Amazon Glue examples using SDK for PHP

The following code examples show you how to perform actions and implement common scenarios by using the Amazon SDK for PHP with Amazon Glue.

Basics are code examples that show you how to perform the essential operations within a service.

Actions are code excerpts from larger programs and must be run in context. While actions show you how to call individual service functions, you can see actions in context in their related scenarios.

Each example includes a link to the complete source code, where you can find instructions on how to set up and run the code in context.

Basics

The following code example shows how to:

Create a crawler that crawls a public Amazon S3 bucket and generates a database of CSV-formatted metadata.
List information about databases and tables in your Amazon Glue Data Catalog.
Create a job to extract CSV data from the S3 bucket, transform the data, and load JSON-formatted output into another S3 bucket.
List information about job runs, view transformed data, and clean up resources.

- Entries shown:
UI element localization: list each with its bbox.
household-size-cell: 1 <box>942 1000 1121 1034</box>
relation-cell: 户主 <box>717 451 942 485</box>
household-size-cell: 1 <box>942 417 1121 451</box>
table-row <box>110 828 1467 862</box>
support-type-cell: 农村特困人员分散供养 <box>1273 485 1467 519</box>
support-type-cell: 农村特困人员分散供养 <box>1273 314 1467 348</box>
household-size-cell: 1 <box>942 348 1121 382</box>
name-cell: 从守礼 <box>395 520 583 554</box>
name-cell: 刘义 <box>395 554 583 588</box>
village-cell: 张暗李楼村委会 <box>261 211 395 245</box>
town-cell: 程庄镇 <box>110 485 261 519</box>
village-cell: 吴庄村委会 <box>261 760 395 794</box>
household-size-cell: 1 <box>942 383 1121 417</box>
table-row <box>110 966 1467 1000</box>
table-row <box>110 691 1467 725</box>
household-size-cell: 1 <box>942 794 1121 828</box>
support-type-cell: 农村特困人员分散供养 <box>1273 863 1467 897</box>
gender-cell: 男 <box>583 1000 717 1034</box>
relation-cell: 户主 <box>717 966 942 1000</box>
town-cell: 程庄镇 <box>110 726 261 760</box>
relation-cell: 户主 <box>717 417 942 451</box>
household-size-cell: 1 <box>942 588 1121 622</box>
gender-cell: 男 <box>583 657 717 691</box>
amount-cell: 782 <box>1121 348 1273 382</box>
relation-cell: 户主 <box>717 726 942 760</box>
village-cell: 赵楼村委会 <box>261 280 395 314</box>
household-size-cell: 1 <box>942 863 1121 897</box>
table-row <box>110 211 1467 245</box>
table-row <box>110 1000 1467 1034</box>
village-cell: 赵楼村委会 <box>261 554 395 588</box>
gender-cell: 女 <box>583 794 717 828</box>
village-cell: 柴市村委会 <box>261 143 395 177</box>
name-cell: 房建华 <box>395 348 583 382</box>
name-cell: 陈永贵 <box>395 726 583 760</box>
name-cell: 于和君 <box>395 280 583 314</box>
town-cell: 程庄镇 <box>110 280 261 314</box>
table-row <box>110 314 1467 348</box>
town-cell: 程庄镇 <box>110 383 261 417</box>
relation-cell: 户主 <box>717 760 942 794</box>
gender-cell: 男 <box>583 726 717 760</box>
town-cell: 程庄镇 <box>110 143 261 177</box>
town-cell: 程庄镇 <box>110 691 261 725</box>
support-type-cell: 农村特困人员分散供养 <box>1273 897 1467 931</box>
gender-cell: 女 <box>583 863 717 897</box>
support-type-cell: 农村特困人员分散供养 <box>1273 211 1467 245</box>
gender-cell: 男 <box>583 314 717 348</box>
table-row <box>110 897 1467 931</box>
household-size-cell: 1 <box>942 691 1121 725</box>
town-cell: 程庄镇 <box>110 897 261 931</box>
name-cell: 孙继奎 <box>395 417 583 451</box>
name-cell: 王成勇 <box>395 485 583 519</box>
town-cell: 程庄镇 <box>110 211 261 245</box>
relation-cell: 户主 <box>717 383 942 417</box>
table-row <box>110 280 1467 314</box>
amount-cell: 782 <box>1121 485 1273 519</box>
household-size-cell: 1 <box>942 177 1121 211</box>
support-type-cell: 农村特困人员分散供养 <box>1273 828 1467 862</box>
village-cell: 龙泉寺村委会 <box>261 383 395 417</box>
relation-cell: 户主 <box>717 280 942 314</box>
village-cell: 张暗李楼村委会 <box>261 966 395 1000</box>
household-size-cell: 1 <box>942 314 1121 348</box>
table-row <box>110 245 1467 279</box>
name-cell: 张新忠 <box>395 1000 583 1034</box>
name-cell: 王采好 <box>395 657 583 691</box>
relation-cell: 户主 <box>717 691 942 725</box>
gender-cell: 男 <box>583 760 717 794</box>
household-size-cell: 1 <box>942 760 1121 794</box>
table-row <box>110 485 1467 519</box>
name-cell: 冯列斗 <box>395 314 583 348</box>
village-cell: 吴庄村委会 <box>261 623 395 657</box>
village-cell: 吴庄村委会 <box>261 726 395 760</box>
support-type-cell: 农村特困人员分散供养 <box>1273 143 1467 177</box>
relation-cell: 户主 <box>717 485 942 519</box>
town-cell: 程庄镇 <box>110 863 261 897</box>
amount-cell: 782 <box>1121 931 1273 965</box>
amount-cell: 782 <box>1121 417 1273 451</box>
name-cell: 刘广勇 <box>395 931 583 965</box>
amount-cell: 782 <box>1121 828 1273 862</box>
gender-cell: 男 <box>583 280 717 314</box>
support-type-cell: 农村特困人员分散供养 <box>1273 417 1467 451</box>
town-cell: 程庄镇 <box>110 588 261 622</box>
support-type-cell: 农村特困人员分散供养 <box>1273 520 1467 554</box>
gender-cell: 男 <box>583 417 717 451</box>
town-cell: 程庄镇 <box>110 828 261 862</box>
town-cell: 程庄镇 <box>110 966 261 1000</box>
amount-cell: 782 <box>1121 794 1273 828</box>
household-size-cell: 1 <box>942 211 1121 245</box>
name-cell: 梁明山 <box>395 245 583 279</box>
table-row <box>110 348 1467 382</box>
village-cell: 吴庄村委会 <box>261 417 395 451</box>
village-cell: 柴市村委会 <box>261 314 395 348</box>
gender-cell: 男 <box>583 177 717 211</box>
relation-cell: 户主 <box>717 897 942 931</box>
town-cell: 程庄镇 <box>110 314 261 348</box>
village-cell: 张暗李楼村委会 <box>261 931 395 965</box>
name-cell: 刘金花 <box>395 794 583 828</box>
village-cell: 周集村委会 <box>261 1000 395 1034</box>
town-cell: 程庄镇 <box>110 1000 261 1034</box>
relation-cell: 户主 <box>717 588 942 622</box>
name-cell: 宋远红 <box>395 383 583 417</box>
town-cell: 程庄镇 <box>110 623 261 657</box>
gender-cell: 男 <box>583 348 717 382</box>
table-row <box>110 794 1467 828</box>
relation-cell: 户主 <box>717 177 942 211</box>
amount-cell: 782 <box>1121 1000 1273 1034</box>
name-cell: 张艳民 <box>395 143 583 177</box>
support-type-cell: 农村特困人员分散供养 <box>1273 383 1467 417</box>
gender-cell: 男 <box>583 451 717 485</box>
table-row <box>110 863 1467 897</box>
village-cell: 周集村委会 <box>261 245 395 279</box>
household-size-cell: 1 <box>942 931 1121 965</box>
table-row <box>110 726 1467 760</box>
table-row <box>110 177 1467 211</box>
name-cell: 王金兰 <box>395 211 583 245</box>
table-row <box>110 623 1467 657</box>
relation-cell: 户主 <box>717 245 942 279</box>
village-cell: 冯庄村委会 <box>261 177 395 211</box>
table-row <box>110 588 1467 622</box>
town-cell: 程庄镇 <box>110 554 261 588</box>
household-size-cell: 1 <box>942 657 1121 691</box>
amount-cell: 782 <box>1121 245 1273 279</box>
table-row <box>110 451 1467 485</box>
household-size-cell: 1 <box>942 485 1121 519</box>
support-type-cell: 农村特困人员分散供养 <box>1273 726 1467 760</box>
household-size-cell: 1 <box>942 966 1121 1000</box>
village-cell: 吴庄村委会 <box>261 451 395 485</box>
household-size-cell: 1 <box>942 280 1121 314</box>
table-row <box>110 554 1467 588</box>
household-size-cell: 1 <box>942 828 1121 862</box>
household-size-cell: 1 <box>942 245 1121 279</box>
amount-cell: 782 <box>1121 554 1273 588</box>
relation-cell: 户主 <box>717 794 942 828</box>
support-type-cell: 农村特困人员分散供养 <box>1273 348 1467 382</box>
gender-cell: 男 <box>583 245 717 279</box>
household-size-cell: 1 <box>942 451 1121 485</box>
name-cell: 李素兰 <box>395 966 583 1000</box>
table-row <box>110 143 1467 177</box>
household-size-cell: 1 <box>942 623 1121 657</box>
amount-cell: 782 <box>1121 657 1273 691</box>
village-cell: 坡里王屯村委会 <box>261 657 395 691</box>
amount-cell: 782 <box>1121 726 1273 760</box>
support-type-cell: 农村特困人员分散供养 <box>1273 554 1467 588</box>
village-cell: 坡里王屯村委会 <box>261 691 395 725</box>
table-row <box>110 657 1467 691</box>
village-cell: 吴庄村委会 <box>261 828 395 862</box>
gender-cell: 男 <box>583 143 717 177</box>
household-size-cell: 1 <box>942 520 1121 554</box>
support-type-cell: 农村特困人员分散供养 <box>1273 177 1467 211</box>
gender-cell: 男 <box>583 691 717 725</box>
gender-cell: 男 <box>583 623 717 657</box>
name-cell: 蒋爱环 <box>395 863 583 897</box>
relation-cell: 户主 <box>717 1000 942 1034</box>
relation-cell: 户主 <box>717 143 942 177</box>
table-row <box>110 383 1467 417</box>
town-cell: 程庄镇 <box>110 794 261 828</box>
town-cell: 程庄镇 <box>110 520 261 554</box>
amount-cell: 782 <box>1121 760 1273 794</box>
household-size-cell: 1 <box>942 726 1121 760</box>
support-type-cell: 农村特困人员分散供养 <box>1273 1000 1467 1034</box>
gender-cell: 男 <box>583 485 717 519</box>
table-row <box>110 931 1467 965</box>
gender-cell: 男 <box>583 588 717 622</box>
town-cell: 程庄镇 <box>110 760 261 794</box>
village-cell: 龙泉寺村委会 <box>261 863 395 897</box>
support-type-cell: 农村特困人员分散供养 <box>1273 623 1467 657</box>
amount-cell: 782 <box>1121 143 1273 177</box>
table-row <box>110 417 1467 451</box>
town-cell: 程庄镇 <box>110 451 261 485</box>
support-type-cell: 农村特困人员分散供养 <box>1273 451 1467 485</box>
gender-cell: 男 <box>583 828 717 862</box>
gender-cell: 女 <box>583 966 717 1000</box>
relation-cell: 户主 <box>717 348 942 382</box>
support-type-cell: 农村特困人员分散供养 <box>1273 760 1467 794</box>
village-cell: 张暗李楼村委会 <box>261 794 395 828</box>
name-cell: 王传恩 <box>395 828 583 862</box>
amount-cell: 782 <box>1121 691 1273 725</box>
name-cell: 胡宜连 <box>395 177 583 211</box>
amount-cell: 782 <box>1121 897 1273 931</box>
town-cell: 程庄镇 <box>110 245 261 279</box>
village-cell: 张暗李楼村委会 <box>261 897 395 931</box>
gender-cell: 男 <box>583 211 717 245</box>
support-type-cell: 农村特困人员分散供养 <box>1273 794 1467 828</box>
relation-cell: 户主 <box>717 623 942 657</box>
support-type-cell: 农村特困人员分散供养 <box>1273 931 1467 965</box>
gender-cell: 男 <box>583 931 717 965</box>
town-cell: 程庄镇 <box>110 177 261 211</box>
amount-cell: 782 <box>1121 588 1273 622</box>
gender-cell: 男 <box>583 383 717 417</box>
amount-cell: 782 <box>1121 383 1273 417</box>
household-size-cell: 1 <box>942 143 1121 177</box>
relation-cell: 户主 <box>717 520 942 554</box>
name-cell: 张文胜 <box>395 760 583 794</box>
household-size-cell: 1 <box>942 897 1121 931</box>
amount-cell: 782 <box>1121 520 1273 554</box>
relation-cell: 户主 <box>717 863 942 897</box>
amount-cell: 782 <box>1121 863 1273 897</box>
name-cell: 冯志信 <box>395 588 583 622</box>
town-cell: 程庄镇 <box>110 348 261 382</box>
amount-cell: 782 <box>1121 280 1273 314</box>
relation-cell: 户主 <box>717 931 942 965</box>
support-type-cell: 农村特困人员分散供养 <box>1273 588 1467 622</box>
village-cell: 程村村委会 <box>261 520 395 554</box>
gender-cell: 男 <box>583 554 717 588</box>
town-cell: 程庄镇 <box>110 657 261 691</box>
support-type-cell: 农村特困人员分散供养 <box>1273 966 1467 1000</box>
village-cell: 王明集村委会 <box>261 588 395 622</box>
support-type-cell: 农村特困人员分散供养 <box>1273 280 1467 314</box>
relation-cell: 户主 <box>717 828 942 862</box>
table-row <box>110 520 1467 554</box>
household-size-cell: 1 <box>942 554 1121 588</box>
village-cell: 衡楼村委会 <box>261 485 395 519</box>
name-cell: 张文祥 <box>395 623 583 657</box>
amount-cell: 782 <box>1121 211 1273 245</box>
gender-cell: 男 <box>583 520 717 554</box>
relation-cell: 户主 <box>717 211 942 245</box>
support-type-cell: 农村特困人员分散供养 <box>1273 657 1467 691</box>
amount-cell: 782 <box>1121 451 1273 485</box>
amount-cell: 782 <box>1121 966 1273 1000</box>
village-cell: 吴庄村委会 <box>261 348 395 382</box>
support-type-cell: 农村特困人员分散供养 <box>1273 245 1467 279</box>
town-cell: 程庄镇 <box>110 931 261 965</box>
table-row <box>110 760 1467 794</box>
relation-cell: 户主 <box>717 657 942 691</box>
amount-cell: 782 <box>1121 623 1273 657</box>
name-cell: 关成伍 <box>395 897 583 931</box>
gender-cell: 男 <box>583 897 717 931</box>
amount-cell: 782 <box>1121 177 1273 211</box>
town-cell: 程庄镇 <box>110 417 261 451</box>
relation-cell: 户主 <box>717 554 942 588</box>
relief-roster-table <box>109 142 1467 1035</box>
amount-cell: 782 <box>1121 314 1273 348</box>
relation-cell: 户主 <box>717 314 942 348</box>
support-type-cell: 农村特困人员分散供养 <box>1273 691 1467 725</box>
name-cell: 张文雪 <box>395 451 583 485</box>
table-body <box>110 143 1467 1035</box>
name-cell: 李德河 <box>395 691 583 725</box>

- Tasks and exercises:
(A) Answer these from the Glue examples page, one line each:
(i) How must actions be run?
(ii) In what format is the metadata that the crawler generates?
(iii) In what format is the output loaded into another S3 bucket?
(B) Please copy the Glue examples page word for word, from "The following code example shows" to "another S3 bucket.".
(C) Translate this sentence from the Glue examples page into Spanish: "Each example includes a link to the complete source code, where you can find instructions on how to set up and run the code in context."

- Exercise results:
(A)
(i) In context.
(ii) CSV-formatted.
(iii) JSON-formatted.

(B)
The following code example shows how to:

Create a crawler that crawls a public Amazon S3 bucket and generates a database of CSV-formatted metadata.
List information about databases and tables in your Amazon Glue Data Catalog.
Create a job to extract CSV data from the S3 bucket, transform the data, and load JSON-formatted output into another S3 bucket.

(C) Cada ejemplo incluye un enlace al código fuente completo, donde puede encontrar instrucciones sobre cómo configurar y ejecutar el código en contexto.